> **WHAT TO DO**
Omit every picture and write out the rest of the records exactly.

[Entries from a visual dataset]
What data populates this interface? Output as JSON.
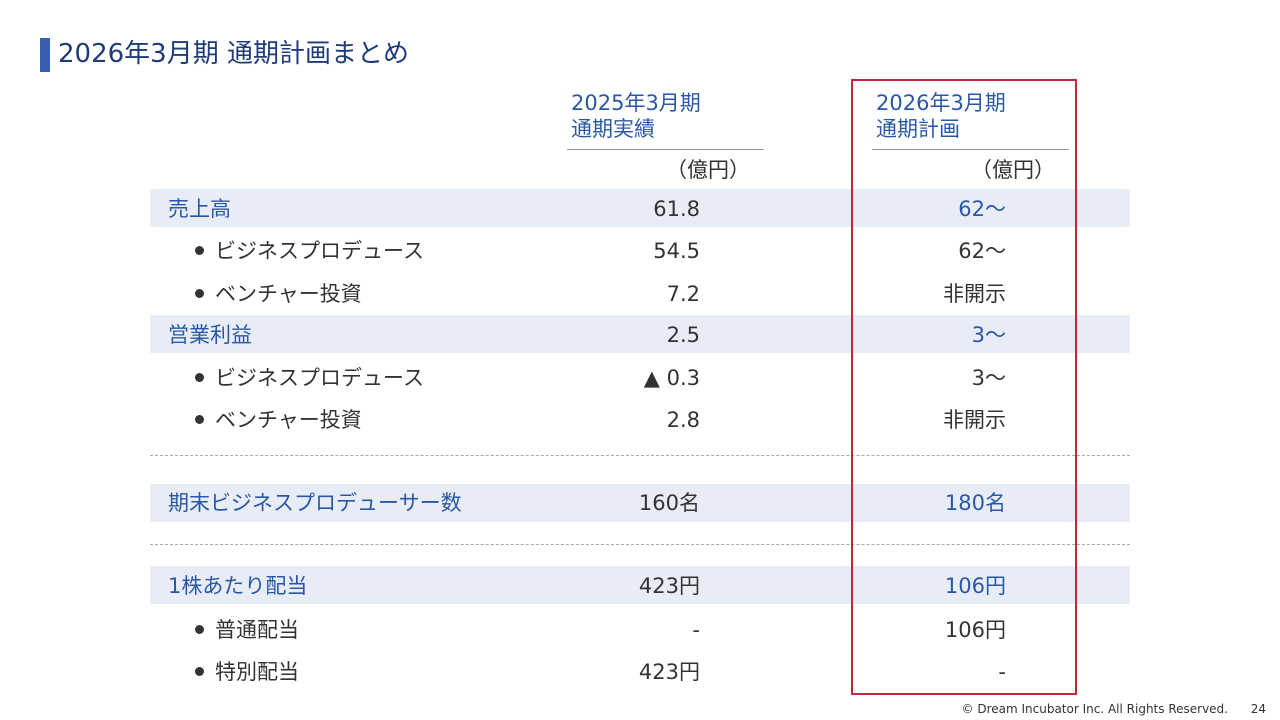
{
  "title": "2026年3月期 通期計画まとめ",
  "columns": [
    {
      "line1": "2025年3月期",
      "line2": "通期実績",
      "unit": "（億円）"
    },
    {
      "line1": "2026年3月期",
      "line2": "通期計画",
      "unit": "（億円）"
    }
  ],
  "rows": [
    {
      "label": "売上高",
      "fy2025": "61.8",
      "fy2026": "62～",
      "kind": "header"
    },
    {
      "label": "ビジネスプロデュース",
      "fy2025": "54.5",
      "fy2026": "62～",
      "kind": "sub"
    },
    {
      "label": "ベンチャー投資",
      "fy2025": "7.2",
      "fy2026": "非開示",
      "kind": "sub"
    },
    {
      "label": "営業利益",
      "fy2025": "2.5",
      "fy2026": "3～",
      "kind": "header"
    },
    {
      "label": "ビジネスプロデュース",
      "fy2025": "▲ 0.3",
      "fy2026": "3～",
      "kind": "sub"
    },
    {
      "label": "ベンチャー投資",
      "fy2025": "2.8",
      "fy2026": "非開示",
      "kind": "sub"
    },
    {
      "label": "期末ビジネスプロデューサー数",
      "fy2025": "160名",
      "fy2026": "180名",
      "kind": "header"
    },
    {
      "label": "1株あたり配当",
      "fy2025": "423円",
      "fy2026": "106円",
      "kind": "header"
    },
    {
      "label": "普通配当",
      "fy2025": "-",
      "fy2026": "106円",
      "kind": "sub"
    },
    {
      "label": "特別配当",
      "fy2025": "423円",
      "fy2026": "-",
      "kind": "sub"
    }
  ],
  "footer": "© Dream Incubator Inc. All Rights Reserved.",
  "page_number": "24",
  "colors": {
    "accent": "#2a58a8",
    "band": "#e8ecf6",
    "highlight_box": "#c0283a"
  }
}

> **EXERCISE OUTPUT**
What data populates this interface? Output as JSON.
{
  "title": "2026年3月期 通期計画まとめ",
  "columns": [
    {
      "line1": "2025年3月期",
      "line2": "通期実績",
      "unit": "（億円）"
    },
    {
      "line1": "2026年3月期",
      "line2": "通期計画",
      "unit": "（億円）"
    }
  ],
  "rows": [
    {
      "label": "売上高",
      "fy2025": "61.8",
      "fy2026": "62～",
      "kind": "header"
    },
    {
      "label": "ビジネスプロデュース",
      "fy2025": "54.5",
      "fy2026": "62～",
      "kind": "sub"
    },
    {
      "label": "ベンチャー投資",
      "fy2025": "7.2",
      "fy2026": "非開示",
      "kind": "sub"
    },
    {
      "label": "営業利益",
      "fy2025": "2.5",
      "fy2026": "3～",
      "kind": "header"
    },
    {
      "label": "ビジネスプロデュース",
      "fy2025": "▲ 0.3",
      "fy2026": "3～",
      "kind": "sub"
    },
    {
      "label": "ベンチャー投資",
      "fy2025": "2.8",
      "fy2026": "非開示",
      "kind": "sub"
    },
    {
      "label": "期末ビジネスプロデューサー数",
      "fy2025": "160名",
      "fy2026": "180名",
      "kind": "header"
    },
    {
      "label": "1株あたり配当",
      "fy2025": "423円",
      "fy2026": "106円",
      "kind": "header"
    },
    {
      "label": "普通配当",
      "fy2025": "-",
      "fy2026": "106円",
      "kind": "sub"
    },
    {
      "label": "特別配当",
      "fy2025": "423円",
      "fy2026": "-",
      "kind": "sub"
    }
  ],
  "footer": "© Dream Incubator Inc. All Rights Reserved.",
  "page_number": "24",
  "colors": {
    "accent": "#2a58a8",
    "band": "#e8ecf6",
    "highlight_box": "#c0283a"
  }
}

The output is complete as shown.